## EXERCISE DETAILS
State only the number of lines that include "than".

## RECORDS TO USE
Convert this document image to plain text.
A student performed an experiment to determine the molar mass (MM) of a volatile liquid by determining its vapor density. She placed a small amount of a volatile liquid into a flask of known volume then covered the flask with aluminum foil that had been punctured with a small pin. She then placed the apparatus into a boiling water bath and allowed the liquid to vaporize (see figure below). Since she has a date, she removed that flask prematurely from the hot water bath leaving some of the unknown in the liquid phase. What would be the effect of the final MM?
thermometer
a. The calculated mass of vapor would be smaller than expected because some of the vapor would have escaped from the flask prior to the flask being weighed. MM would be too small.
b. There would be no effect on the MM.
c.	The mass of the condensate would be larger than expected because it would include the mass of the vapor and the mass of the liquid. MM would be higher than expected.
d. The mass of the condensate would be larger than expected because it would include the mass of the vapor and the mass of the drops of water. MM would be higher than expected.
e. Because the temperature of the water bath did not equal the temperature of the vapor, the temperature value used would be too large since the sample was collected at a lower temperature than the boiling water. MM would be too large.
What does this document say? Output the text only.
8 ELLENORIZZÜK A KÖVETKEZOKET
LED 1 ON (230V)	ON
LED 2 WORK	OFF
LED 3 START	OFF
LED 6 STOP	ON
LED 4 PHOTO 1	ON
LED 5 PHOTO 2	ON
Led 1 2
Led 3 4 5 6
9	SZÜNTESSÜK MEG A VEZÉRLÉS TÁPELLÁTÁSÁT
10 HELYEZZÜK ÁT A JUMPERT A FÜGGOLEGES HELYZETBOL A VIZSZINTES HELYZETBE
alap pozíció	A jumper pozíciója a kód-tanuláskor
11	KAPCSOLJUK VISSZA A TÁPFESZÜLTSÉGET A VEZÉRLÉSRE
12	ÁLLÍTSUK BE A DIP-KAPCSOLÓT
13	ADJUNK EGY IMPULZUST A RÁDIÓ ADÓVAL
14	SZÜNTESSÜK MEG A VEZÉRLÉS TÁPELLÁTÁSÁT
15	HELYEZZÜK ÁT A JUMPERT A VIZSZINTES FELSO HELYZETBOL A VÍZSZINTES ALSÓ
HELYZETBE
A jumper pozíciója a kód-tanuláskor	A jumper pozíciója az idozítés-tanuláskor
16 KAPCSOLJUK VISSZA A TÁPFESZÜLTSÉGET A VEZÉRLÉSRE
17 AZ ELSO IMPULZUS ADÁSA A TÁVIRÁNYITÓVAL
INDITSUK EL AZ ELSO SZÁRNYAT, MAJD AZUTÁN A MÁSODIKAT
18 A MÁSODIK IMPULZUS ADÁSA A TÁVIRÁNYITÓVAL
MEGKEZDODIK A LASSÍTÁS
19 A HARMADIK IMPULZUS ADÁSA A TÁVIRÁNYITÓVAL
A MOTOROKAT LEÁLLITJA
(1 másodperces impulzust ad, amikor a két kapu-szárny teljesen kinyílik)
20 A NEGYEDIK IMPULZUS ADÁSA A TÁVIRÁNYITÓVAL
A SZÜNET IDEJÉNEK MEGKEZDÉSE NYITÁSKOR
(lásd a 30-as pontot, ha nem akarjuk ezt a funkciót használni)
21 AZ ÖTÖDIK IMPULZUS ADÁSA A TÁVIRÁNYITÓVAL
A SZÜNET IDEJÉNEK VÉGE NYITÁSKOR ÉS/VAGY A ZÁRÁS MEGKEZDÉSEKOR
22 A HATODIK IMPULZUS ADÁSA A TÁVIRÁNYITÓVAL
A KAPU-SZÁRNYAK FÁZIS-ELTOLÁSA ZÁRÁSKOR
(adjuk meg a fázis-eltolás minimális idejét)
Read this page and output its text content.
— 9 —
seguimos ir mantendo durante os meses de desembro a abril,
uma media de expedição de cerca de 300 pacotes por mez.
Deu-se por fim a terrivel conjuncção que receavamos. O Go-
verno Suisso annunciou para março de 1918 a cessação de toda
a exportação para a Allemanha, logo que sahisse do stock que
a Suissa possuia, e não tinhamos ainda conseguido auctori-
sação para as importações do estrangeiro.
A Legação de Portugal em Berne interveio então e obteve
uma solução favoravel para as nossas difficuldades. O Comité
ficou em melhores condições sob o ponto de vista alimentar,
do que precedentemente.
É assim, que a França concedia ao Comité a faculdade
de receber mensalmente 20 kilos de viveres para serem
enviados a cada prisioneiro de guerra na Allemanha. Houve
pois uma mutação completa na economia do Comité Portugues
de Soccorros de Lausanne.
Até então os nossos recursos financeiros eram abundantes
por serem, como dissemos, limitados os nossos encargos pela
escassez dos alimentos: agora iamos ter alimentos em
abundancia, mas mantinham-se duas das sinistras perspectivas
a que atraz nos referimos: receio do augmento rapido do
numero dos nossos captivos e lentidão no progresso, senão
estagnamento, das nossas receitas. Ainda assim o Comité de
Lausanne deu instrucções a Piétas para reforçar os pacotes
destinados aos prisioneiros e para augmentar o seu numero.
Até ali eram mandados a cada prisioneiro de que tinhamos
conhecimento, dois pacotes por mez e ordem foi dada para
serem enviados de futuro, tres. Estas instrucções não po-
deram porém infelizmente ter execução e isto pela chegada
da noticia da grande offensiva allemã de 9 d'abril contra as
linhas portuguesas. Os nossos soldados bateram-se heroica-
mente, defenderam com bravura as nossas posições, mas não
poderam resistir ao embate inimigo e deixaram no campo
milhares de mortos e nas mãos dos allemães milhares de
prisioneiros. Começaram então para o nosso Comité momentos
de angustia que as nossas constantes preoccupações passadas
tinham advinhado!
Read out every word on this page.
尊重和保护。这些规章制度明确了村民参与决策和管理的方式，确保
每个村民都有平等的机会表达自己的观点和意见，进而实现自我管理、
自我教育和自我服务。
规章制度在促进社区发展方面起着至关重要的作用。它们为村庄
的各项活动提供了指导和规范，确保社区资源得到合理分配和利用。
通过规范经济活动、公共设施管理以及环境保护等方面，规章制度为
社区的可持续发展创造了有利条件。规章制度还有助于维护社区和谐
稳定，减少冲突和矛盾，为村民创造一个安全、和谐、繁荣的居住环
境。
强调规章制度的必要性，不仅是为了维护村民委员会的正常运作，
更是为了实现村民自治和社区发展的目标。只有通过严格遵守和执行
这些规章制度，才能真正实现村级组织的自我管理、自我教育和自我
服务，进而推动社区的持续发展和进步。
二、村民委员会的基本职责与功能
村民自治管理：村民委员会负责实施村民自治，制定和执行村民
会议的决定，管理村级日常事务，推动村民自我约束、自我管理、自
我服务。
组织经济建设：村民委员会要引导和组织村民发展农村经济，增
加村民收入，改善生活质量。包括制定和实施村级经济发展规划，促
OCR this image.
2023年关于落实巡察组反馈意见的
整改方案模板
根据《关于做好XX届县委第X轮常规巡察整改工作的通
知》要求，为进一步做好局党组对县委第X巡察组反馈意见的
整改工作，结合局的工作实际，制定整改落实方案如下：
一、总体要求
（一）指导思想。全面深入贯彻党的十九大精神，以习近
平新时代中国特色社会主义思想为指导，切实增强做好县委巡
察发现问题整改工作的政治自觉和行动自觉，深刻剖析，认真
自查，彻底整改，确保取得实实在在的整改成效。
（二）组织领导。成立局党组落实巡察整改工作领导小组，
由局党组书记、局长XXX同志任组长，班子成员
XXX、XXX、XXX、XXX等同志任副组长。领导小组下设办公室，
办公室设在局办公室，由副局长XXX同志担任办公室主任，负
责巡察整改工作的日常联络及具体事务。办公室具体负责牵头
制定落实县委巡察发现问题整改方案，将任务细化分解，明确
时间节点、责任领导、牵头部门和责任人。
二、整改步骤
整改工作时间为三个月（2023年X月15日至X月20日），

## WRITTEN RESPONSE
4